→ **MATERIAL SUPPLIED**
◇ ◇ ◇ ◇ ◇ ◇ ◇

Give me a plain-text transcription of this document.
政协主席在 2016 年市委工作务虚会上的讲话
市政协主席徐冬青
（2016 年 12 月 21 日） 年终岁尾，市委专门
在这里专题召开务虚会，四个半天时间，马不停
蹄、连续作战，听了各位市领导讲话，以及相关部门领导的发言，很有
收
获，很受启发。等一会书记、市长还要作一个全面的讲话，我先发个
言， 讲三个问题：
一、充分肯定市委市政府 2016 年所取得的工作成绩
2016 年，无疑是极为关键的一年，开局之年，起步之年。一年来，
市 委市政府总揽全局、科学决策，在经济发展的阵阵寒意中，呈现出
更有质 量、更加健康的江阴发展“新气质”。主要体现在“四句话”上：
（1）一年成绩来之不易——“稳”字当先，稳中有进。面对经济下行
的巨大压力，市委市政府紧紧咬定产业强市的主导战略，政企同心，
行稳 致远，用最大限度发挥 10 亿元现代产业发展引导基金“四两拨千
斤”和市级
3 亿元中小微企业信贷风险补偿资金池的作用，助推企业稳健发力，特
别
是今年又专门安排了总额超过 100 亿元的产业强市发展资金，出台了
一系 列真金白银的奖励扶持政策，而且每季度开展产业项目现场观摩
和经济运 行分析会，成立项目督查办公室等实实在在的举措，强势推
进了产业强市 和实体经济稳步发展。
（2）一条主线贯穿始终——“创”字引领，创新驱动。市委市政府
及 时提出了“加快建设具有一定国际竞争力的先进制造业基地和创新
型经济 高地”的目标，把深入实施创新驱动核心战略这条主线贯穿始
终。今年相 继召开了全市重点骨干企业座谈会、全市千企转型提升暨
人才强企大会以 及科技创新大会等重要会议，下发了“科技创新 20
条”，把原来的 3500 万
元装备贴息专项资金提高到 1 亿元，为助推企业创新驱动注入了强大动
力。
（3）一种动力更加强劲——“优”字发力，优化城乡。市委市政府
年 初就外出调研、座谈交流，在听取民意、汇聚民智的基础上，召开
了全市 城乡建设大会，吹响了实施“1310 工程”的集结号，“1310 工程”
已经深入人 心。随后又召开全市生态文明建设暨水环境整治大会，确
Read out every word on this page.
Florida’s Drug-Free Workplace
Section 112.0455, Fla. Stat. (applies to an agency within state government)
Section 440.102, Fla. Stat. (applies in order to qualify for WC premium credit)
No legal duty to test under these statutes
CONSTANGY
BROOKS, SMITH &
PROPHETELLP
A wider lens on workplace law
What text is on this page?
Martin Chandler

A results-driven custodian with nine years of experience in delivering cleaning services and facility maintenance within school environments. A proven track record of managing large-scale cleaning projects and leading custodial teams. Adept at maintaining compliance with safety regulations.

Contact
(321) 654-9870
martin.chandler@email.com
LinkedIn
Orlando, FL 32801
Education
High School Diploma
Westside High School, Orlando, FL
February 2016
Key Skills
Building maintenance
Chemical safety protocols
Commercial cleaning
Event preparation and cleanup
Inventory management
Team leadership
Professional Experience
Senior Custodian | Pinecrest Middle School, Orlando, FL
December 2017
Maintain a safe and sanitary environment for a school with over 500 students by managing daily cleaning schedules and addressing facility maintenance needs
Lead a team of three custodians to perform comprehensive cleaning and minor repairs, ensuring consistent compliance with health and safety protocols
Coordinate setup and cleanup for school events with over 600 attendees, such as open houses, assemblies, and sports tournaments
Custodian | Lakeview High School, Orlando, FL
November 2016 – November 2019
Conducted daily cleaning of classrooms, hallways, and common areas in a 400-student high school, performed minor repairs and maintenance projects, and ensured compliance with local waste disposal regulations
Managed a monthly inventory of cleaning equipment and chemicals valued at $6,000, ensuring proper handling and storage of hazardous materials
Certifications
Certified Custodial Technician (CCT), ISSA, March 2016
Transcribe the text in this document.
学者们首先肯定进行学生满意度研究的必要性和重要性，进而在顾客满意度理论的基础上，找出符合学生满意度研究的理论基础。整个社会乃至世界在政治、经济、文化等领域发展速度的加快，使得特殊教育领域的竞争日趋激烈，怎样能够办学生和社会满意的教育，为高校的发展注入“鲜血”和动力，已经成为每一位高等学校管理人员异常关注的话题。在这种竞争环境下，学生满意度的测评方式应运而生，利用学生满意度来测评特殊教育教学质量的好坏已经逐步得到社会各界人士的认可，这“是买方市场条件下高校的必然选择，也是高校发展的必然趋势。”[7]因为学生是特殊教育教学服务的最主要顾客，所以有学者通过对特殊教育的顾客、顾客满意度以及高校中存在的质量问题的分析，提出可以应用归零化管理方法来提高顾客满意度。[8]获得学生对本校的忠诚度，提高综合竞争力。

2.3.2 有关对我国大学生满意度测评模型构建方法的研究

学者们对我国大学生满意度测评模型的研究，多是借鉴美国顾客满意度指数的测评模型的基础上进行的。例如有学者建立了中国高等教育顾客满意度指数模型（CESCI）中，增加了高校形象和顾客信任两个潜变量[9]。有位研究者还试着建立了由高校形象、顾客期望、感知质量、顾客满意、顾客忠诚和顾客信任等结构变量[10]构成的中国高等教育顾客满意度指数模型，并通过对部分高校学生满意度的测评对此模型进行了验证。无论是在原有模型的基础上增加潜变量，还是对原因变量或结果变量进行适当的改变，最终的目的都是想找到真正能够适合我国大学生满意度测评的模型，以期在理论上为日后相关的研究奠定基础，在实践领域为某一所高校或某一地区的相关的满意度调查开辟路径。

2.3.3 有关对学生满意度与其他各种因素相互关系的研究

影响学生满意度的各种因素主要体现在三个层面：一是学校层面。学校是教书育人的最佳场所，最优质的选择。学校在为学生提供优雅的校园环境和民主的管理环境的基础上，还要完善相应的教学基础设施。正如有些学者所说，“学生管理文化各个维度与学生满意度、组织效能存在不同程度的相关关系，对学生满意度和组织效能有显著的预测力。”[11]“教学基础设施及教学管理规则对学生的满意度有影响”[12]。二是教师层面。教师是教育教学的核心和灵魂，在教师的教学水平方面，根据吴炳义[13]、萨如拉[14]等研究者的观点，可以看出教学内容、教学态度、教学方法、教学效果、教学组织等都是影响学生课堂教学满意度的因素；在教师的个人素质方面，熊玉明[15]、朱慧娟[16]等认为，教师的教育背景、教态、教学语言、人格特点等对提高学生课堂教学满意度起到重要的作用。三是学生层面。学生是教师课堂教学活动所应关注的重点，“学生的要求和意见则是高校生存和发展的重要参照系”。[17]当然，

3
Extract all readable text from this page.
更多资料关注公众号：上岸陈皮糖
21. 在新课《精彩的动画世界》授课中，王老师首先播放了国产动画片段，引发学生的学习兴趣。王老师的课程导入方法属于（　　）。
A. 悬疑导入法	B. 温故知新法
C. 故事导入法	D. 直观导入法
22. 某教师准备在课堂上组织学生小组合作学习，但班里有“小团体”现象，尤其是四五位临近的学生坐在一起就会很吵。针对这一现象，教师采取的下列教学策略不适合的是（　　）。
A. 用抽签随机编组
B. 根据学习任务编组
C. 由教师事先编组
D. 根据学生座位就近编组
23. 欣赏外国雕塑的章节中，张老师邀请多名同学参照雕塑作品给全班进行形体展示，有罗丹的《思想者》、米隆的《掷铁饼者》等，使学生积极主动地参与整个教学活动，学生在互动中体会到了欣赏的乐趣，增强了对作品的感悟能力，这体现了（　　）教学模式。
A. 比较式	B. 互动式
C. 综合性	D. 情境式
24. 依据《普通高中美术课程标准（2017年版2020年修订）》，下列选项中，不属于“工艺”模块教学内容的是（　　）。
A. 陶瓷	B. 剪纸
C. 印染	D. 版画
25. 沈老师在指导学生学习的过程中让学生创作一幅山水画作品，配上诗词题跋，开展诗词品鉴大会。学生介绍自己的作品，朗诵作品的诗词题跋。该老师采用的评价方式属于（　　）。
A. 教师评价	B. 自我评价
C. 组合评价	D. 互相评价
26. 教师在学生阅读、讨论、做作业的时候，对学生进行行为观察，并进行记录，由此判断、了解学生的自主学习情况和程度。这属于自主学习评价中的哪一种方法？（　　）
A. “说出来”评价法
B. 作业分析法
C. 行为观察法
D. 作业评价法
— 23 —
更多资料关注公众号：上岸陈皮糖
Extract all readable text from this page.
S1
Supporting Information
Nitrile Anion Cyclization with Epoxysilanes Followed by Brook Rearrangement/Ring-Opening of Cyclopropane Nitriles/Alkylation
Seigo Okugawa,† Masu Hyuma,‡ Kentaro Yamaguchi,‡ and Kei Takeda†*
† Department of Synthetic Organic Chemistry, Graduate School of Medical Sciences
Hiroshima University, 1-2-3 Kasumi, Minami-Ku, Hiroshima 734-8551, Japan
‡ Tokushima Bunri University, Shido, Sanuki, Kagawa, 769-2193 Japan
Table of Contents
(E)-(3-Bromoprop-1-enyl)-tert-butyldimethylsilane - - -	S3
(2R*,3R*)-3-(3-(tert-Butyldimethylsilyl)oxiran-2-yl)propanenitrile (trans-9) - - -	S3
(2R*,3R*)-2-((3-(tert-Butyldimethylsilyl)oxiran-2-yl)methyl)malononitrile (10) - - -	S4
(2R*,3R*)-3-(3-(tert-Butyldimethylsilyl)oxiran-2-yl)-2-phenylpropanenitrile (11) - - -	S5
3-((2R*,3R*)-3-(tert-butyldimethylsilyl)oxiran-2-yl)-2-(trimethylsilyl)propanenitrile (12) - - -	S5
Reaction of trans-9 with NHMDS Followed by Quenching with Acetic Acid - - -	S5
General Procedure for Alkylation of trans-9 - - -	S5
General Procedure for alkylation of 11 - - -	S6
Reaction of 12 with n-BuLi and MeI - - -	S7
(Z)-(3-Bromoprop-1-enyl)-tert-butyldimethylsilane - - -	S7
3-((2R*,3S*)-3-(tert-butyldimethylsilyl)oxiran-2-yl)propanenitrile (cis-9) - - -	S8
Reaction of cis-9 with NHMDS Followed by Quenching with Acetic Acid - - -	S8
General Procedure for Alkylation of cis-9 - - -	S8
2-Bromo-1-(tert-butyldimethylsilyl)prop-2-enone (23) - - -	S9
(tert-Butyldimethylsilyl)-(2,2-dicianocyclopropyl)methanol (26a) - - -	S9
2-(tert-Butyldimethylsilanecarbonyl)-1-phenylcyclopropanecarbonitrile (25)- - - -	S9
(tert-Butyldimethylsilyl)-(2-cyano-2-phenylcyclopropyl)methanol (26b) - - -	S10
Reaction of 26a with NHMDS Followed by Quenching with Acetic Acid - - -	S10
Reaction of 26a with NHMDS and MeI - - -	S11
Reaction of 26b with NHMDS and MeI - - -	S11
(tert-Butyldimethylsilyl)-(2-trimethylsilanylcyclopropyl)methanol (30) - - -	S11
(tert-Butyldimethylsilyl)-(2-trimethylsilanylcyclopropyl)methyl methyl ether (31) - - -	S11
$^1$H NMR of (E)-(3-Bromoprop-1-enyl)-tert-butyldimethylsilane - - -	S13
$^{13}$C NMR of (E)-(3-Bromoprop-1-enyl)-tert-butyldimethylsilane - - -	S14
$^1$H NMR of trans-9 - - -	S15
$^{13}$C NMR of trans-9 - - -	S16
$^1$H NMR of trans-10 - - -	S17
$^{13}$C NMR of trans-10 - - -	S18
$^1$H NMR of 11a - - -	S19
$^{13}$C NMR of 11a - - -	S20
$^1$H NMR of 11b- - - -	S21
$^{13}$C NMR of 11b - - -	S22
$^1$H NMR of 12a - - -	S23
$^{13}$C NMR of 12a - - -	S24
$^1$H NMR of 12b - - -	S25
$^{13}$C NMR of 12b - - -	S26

◇ ◇ ◇ ◇ ◇ ◇ ◇

→ **GIVEN PROBLEM**
Scan the lines above for "cleaning", then copy every one that has it.

→ **CORRECT OUTPUT**
A results-driven custodian with nine years of experience in delivering cleaning services and facility maintenance within school environments. A proven track record of managing large-scale cleaning projects and leading custodial teams. Adept at maintaining compliance with safety regulations.
Commercial cleaning
Maintain a safe and sanitary environment for a school with over 500 students by managing daily cleaning schedules and addressing facility maintenance needs
Lead a team of three custodians to perform comprehensive cleaning and minor repairs, ensuring consistent compliance with health and safety protocols
Conducted daily cleaning of classrooms, hallways, and common areas in a 400-student high school, performed minor repairs and maintenance projects, and ensured compliance with local waste disposal regulations
Managed a monthly inventory of cleaning equipment and chemicals valued at $6,000, ensuring proper handling and storage of hazardous materials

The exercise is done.